**REQUIRED TASK:** Each of the entries should be retyped precisely as it appears.

**PROVIDED ENTRIES:**
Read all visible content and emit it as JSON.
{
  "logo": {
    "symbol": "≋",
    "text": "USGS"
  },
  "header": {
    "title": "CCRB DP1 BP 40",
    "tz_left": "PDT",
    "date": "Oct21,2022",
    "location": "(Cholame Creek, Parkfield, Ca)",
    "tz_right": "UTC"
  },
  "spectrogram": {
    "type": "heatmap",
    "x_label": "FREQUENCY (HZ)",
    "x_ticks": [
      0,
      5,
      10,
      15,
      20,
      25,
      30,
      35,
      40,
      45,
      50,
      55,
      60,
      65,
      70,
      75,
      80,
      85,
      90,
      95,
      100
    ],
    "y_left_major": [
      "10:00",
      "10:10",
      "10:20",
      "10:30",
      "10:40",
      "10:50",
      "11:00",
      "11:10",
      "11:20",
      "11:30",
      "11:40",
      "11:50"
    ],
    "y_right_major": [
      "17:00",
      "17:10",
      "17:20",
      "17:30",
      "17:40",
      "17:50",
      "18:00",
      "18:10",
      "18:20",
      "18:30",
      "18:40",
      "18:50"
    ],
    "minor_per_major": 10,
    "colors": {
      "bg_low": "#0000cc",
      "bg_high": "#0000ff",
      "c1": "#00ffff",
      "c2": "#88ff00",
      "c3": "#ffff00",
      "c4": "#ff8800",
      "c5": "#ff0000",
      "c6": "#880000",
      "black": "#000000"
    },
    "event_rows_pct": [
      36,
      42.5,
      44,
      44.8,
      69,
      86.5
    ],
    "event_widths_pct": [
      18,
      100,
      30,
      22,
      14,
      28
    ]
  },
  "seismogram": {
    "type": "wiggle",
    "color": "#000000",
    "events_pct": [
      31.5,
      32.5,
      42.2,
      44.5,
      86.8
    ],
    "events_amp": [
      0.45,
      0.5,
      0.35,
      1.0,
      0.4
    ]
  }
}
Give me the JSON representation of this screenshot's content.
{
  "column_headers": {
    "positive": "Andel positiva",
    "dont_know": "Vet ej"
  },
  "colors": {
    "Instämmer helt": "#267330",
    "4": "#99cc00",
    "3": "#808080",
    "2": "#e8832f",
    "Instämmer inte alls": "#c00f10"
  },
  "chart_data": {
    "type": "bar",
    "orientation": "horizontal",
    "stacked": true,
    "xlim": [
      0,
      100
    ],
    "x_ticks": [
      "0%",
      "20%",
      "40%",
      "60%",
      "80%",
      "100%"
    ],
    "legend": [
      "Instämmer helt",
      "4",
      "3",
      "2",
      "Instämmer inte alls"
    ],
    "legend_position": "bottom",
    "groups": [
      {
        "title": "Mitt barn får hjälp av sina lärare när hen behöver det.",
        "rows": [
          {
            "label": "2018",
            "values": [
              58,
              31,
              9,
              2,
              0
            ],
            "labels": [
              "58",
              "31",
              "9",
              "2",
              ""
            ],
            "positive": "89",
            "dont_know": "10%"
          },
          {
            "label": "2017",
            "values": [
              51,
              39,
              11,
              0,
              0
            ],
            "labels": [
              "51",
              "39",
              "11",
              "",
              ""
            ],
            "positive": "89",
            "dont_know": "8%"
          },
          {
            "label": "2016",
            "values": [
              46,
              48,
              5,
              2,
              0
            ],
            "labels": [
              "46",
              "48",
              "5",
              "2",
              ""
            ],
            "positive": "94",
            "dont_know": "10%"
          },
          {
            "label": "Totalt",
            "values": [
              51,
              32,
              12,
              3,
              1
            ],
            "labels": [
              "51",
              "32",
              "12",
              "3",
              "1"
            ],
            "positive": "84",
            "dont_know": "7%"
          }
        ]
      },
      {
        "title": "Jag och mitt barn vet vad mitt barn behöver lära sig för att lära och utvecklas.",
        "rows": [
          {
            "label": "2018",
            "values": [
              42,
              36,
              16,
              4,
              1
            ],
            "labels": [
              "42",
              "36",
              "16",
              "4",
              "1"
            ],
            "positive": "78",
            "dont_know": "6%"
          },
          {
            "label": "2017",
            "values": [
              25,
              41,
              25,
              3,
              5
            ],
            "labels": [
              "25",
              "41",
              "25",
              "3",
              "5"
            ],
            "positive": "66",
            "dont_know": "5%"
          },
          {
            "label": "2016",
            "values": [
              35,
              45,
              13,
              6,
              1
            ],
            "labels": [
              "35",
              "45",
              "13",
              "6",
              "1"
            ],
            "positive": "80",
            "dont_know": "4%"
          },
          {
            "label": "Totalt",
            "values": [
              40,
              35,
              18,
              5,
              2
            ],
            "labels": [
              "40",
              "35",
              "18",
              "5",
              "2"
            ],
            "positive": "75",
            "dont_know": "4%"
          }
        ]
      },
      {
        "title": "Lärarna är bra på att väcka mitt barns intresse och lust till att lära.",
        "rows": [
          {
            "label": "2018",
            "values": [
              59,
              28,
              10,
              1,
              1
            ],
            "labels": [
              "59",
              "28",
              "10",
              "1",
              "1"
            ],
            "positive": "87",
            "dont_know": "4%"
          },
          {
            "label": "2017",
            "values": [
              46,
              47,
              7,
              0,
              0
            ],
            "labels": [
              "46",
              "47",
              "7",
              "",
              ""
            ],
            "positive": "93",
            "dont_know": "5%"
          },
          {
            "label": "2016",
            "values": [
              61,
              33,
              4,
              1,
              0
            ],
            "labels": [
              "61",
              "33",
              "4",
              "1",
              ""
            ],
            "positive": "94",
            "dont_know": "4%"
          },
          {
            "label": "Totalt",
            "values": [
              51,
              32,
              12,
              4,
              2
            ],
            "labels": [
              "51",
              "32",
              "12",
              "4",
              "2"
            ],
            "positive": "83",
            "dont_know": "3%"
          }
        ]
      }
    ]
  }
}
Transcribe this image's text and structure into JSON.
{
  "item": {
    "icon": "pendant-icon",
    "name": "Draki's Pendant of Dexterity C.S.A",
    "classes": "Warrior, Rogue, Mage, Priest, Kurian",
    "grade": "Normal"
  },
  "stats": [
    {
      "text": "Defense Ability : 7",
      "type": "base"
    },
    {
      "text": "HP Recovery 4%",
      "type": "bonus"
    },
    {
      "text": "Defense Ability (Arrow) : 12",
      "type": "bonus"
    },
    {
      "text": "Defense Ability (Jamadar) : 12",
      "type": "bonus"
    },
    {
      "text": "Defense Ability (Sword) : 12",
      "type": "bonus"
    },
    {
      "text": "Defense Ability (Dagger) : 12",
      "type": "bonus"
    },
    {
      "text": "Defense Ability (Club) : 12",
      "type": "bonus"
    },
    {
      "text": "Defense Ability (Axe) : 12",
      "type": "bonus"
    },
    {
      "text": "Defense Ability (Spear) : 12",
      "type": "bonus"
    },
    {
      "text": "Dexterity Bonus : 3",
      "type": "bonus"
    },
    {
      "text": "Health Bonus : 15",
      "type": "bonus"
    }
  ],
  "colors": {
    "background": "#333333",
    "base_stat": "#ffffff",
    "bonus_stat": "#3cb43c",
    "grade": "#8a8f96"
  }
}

**ANSWER:**
Read all visible content and emit it as JSON.
{
  "logo": {
    "symbol": "≋",
    "text": "USGS"
  },
  "header": {
    "title": "CCRB DP1 BP 40",
    "tz_left": "PDT",
    "date": "Oct21,2022",
    "location": "(Cholame Creek, Parkfield, Ca)",
    "tz_right": "UTC"
  },
  "spectrogram": {
    "type": "heatmap",
    "x_label": "FREQUENCY (HZ)",
    "x_ticks": [
      0,
      5,
      10,
      15,
      20,
      25,
      30,
      35,
      40,
      45,
      50,
      55,
      60,
      65,
      70,
      75,
      80,
      85,
      90,
      95,
      100
    ],
    "y_left_major": [
      "10:00",
      "10:10",
      "10:20",
      "10:30",
      "10:40",
      "10:50",
      "11:00",
      "11:10",
      "11:20",
      "11:30",
      "11:40",
      "11:50"
    ],
    "y_right_major": [
      "17:00",
      "17:10",
      "17:20",
      "17:30",
      "17:40",
      "17:50",
      "18:00",
      "18:10",
      "18:20",
      "18:30",
      "18:40",
      "18:50"
    ],
    "minor_per_major": 10,
    "colors": {
      "bg_low": "#0000cc",
      "bg_high": "#0000ff",
      "c1": "#00ffff",
      "c2": "#88ff00",
      "c3": "#ffff00",
      "c4": "#ff8800",
      "c5": "#ff0000",
      "c6": "#880000",
      "black": "#000000"
    },
    "event_rows_pct": [
      36,
      42.5,
      44,
      44.8,
      69,
      86.5
    ],
    "event_widths_pct": [
      18,
      100,
      30,
      22,
      14,
      28
    ]
  },
  "seismogram": {
    "type": "wiggle",
    "color": "#000000",
    "events_pct": [
      31.5,
      32.5,
      42.2,
      44.5,
      86.8
    ],
    "events_amp": [
      0.45,
      0.5,
      0.35,
      1.0,
      0.4
    ]
  }
}
Give me the JSON representation of this screenshot's content.
{
  "column_headers": {
    "positive": "Andel positiva",
    "dont_know": "Vet ej"
  },
  "colors": {
    "Instämmer helt": "#267330",
    "4": "#99cc00",
    "3": "#808080",
    "2": "#e8832f",
    "Instämmer inte alls": "#c00f10"
  },
  "chart_data": {
    "type": "bar",
    "orientation": "horizontal",
    "stacked": true,
    "xlim": [
      0,
      100
    ],
    "x_ticks": [
      "0%",
      "20%",
      "40%",
      "60%",
      "80%",
      "100%"
    ],
    "legend": [
      "Instämmer helt",
      "4",
      "3",
      "2",
      "Instämmer inte alls"
    ],
    "legend_position": "bottom",
    "groups": [
      {
        "title": "Mitt barn får hjälp av sina lärare när hen behöver det.",
        "rows": [
          {
            "label": "2018",
            "values": [
              58,
              31,
              9,
              2,
              0
            ],
            "labels": [
              "58",
              "31",
              "9",
              "2",
              ""
            ],
            "positive": "89",
            "dont_know": "10%"
          },
          {
            "label": "2017",
            "values": [
              51,
              39,
              11,
              0,
              0
            ],
            "labels": [
              "51",
              "39",
              "11",
              "",
              ""
            ],
            "positive": "89",
            "dont_know": "8%"
          },
          {
            "label": "2016",
            "values": [
              46,
              48,
              5,
              2,
              0
            ],
            "labels": [
              "46",
              "48",
              "5",
              "2",
              ""
            ],
            "positive": "94",
            "dont_know": "10%"
          },
          {
            "label": "Totalt",
            "values": [
              51,
              32,
              12,
              3,
              1
            ],
            "labels": [
              "51",
              "32",
              "12",
              "3",
              "1"
            ],
            "positive": "84",
            "dont_know": "7%"
          }
        ]
      },
      {
        "title": "Jag och mitt barn vet vad mitt barn behöver lära sig för att lära och utvecklas.",
        "rows": [
          {
            "label": "2018",
            "values": [
              42,
              36,
              16,
              4,
              1
            ],
            "labels": [
              "42",
              "36",
              "16",
              "4",
              "1"
            ],
            "positive": "78",
            "dont_know": "6%"
          },
          {
            "label": "2017",
            "values": [
              25,
              41,
              25,
              3,
              5
            ],
            "labels": [
              "25",
              "41",
              "25",
              "3",
              "5"
            ],
            "positive": "66",
            "dont_know": "5%"
          },
          {
            "label": "2016",
            "values": [
              35,
              45,
              13,
              6,
              1
            ],
            "labels": [
              "35",
              "45",
              "13",
              "6",
              "1"
            ],
            "positive": "80",
            "dont_know": "4%"
          },
          {
            "label": "Totalt",
            "values": [
              40,
              35,
              18,
              5,
              2
            ],
            "labels": [
              "40",
              "35",
              "18",
              "5",
              "2"
            ],
            "positive": "75",
            "dont_know": "4%"
          }
        ]
      },
      {
        "title": "Lärarna är bra på att väcka mitt barns intresse och lust till att lära.",
        "rows": [
          {
            "label": "2018",
            "values": [
              59,
              28,
              10,
              1,
              1
            ],
            "labels": [
              "59",
              "28",
              "10",
              "1",
              "1"
            ],
            "positive": "87",
            "dont_know": "4%"
          },
          {
            "label": "2017",
            "values": [
              46,
              47,
              7,
              0,
              0
            ],
            "labels": [
              "46",
              "47",
              "7",
              "",
              ""
            ],
            "positive": "93",
            "dont_know": "5%"
          },
          {
            "label": "2016",
            "values": [
              61,
              33,
              4,
              1,
              0
            ],
            "labels": [
              "61",
              "33",
              "4",
              "1",
              ""
            ],
            "positive": "94",
            "dont_know": "4%"
          },
          {
            "label": "Totalt",
            "values": [
              51,
              32,
              12,
              4,
              2
            ],
            "labels": [
              "51",
              "32",
              "12",
              "4",
              "2"
            ],
            "positive": "83",
            "dont_know": "3%"
          }
        ]
      }
    ]
  }
}
Transcribe this image's text and structure into JSON.
{
  "item": {
    "icon": "pendant-icon",
    "name": "Draki's Pendant of Dexterity C.S.A",
    "classes": "Warrior, Rogue, Mage, Priest, Kurian",
    "grade": "Normal"
  },
  "stats": [
    {
      "text": "Defense Ability : 7",
      "type": "base"
    },
    {
      "text": "HP Recovery 4%",
      "type": "bonus"
    },
    {
      "text": "Defense Ability (Arrow) : 12",
      "type": "bonus"
    },
    {
      "text": "Defense Ability (Jamadar) : 12",
      "type": "bonus"
    },
    {
      "text": "Defense Ability (Sword) : 12",
      "type": "bonus"
    },
    {
      "text": "Defense Ability (Dagger) : 12",
      "type": "bonus"
    },
    {
      "text": "Defense Ability (Club) : 12",
      "type": "bonus"
    },
    {
      "text": "Defense Ability (Axe) : 12",
      "type": "bonus"
    },
    {
      "text": "Defense Ability (Spear) : 12",
      "type": "bonus"
    },
    {
      "text": "Dexterity Bonus : 3",
      "type": "bonus"
    },
    {
      "text": "Health Bonus : 15",
      "type": "bonus"
    }
  ],
  "colors": {
    "background": "#333333",
    "base_stat": "#ffffff",
    "bonus_stat": "#3cb43c",
    "grade": "#8a8f96"
  }
}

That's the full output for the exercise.